Chart and figure data:
= = = = =

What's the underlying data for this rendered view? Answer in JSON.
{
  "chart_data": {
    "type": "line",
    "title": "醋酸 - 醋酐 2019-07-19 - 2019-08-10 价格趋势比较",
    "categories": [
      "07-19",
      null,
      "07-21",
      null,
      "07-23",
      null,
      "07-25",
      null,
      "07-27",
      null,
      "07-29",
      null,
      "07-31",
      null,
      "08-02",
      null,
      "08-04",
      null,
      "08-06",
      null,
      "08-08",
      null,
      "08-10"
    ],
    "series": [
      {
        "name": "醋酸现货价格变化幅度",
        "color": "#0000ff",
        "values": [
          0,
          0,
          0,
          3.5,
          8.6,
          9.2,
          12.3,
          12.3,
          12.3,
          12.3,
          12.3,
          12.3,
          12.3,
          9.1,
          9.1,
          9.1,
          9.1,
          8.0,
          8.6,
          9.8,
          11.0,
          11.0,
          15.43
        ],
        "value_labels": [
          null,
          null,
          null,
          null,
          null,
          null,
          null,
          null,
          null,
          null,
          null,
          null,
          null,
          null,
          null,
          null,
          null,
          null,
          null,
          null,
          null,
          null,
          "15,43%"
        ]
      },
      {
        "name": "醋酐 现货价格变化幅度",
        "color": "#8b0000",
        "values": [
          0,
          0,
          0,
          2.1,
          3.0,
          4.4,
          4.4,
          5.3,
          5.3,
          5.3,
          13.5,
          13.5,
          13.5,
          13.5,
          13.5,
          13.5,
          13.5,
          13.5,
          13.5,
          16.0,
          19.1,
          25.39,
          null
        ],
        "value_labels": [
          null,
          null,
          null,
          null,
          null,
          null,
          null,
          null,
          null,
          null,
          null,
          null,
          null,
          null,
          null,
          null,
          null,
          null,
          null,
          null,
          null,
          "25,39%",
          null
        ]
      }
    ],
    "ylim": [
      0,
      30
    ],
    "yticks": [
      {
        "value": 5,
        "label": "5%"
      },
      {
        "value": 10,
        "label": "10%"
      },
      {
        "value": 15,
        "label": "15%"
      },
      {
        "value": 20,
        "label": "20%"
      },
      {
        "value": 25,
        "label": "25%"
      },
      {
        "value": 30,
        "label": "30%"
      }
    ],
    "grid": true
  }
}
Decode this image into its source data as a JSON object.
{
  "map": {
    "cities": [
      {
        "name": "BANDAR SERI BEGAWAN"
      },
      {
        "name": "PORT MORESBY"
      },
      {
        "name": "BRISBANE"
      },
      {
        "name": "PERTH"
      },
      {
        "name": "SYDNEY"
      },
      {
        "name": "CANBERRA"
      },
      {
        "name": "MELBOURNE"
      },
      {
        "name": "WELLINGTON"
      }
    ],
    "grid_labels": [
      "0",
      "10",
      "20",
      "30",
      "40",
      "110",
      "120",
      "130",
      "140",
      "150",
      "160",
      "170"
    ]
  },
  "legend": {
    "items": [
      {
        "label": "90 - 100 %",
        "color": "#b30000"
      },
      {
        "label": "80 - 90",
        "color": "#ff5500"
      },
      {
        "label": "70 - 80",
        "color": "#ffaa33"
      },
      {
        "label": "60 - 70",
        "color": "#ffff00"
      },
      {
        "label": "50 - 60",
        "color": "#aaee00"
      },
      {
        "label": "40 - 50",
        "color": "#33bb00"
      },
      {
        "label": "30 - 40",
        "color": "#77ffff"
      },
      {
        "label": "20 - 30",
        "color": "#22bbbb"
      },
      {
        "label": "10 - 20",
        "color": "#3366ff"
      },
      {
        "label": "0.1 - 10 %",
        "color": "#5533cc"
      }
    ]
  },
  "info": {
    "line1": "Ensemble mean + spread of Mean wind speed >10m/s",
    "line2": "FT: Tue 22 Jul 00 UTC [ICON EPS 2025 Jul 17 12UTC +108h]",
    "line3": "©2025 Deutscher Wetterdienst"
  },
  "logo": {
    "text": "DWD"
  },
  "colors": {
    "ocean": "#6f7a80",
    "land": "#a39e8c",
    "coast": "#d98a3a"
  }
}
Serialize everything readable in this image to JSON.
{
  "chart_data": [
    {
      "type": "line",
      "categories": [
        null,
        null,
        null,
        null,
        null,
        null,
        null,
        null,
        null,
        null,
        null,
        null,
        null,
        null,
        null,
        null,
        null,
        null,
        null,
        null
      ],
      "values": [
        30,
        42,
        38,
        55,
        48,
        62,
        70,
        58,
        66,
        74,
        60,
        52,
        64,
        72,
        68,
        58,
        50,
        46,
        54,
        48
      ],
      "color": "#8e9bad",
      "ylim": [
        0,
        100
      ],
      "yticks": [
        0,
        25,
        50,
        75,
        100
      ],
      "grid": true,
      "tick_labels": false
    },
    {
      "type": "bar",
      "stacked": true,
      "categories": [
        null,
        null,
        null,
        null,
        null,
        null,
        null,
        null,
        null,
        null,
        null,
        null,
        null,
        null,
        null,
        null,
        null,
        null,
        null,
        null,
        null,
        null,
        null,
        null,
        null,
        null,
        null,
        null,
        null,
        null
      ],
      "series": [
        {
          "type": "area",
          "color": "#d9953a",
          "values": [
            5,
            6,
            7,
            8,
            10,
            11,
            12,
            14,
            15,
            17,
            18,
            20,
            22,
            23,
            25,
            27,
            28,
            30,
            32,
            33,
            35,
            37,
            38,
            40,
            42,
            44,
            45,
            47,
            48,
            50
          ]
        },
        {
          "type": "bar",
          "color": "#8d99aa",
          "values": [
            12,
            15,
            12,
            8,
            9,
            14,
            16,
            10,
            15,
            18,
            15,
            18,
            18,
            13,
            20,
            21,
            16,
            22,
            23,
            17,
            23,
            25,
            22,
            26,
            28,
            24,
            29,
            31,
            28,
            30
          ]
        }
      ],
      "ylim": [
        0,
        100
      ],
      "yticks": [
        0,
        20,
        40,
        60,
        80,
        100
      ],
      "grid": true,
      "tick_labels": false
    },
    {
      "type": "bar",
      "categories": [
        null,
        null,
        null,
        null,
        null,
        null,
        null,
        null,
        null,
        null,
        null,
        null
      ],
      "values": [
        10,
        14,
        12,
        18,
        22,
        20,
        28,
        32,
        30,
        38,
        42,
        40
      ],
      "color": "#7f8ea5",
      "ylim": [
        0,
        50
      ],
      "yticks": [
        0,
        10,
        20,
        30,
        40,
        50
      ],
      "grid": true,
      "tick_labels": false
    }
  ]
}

= = = = =

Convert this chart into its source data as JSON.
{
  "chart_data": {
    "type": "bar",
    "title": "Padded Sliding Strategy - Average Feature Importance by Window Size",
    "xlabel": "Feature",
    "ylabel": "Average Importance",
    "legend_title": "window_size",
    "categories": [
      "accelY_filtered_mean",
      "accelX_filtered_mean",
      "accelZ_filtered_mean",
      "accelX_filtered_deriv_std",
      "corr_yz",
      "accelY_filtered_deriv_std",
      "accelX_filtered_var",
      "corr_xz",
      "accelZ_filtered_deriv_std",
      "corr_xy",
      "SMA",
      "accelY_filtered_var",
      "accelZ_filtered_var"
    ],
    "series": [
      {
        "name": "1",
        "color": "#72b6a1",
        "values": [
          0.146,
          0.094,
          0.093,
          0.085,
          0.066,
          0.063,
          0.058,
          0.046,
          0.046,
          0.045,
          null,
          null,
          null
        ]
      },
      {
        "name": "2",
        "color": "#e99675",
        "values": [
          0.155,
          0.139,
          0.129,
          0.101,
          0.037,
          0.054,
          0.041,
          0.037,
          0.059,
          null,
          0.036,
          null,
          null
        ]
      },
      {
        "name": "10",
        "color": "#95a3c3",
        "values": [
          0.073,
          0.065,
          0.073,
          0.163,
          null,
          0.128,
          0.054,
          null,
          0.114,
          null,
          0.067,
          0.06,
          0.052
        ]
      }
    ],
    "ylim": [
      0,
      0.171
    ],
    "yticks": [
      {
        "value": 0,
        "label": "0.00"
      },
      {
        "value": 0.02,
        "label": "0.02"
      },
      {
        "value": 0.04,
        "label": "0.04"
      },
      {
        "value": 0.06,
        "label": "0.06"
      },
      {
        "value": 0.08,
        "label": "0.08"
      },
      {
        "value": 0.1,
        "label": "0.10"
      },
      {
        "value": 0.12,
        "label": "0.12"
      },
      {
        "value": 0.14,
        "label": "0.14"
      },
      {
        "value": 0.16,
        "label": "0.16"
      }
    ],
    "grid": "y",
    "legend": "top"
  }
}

= = = = =

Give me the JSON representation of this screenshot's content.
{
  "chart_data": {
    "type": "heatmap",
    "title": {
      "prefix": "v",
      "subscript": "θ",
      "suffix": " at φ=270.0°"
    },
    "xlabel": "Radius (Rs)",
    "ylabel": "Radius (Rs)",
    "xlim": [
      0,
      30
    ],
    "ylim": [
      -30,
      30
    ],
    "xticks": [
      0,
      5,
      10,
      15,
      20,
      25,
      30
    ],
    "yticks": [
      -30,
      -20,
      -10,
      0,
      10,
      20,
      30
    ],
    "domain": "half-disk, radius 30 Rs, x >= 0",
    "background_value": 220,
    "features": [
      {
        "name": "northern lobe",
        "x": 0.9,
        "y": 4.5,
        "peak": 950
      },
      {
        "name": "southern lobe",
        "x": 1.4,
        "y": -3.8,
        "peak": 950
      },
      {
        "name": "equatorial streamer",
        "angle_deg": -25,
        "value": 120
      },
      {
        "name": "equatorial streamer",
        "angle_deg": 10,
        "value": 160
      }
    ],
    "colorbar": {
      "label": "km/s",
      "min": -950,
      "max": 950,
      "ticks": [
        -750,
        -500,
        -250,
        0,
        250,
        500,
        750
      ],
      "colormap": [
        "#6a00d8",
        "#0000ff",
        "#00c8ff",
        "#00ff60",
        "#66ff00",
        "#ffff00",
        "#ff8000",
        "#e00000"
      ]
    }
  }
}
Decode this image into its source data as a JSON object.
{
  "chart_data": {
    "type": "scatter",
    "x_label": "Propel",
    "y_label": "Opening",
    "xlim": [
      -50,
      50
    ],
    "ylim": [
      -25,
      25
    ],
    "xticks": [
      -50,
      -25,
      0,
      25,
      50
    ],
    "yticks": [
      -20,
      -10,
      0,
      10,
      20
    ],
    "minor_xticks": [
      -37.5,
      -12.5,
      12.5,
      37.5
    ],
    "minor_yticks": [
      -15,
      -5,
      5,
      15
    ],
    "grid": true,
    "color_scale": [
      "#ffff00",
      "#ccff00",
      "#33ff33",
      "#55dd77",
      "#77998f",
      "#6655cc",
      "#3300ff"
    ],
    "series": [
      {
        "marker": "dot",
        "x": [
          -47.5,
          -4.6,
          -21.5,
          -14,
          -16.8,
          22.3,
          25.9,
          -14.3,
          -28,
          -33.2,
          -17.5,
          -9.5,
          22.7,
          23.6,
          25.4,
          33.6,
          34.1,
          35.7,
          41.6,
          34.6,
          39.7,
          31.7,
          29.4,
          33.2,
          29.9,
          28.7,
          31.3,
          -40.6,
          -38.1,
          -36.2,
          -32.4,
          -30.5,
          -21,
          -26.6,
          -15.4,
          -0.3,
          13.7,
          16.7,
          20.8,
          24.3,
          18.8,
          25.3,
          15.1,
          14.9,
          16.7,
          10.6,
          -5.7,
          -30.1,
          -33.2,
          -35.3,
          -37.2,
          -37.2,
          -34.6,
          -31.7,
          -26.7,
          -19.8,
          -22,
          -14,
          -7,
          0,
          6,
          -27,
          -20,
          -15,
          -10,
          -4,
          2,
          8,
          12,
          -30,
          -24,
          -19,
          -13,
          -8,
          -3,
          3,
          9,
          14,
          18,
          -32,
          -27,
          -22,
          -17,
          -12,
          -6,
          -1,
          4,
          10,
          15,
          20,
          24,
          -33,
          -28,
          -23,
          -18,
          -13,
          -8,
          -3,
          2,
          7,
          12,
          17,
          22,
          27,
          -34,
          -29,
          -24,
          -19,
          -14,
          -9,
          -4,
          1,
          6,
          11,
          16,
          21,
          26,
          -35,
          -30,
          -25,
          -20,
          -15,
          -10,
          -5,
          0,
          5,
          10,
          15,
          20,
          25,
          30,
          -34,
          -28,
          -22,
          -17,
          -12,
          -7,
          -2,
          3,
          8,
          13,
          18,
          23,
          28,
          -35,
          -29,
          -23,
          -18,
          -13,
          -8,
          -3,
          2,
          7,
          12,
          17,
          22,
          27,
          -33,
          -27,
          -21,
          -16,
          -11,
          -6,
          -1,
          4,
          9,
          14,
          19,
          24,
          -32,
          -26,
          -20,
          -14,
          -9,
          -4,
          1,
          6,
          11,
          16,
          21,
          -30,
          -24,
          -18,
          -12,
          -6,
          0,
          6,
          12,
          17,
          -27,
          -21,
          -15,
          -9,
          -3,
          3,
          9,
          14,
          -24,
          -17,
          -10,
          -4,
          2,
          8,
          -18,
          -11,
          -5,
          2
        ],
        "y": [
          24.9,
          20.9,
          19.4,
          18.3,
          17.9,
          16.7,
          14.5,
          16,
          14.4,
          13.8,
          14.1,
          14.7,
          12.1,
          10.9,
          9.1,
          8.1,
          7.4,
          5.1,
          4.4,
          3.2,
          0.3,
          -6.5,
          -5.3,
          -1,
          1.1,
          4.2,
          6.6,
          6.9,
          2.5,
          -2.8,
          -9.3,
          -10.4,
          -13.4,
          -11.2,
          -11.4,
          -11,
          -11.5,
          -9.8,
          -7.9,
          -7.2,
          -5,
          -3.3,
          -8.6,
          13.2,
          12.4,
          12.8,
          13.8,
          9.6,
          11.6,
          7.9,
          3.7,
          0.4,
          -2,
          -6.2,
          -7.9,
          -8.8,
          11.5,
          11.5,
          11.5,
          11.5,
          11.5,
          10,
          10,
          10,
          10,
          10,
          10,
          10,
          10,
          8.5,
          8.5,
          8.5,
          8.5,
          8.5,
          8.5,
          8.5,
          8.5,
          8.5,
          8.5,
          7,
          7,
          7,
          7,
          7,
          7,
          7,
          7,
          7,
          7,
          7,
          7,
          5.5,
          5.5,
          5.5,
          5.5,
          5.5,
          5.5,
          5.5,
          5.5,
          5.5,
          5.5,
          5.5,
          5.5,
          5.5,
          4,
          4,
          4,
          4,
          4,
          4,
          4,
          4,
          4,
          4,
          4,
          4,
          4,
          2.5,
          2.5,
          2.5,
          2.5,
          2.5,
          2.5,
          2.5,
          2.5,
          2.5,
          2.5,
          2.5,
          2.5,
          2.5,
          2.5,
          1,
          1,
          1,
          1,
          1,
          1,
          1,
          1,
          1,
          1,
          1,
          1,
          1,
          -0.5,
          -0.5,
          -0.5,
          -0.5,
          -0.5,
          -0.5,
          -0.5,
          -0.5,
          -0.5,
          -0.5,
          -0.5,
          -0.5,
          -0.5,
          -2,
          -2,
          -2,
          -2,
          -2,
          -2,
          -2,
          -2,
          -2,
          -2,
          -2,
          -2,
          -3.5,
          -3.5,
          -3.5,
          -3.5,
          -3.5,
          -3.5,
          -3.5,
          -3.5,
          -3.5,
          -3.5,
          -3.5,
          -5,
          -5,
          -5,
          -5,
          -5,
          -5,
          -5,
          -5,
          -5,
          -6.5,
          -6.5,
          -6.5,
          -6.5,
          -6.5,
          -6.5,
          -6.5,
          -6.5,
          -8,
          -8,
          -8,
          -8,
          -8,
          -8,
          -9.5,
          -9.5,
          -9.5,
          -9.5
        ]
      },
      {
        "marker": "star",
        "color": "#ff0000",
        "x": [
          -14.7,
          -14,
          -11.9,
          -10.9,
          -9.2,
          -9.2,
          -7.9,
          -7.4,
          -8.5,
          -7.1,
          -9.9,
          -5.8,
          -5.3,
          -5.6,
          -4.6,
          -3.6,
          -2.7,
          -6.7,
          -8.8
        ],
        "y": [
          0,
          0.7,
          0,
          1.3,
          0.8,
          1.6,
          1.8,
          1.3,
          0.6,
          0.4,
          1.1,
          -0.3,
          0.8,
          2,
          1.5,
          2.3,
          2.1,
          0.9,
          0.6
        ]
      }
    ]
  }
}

= = = = =

> Directions for this task
Among the lines of the records above, count those holding the string "Average", and report only the number.

> Answer to this problem
2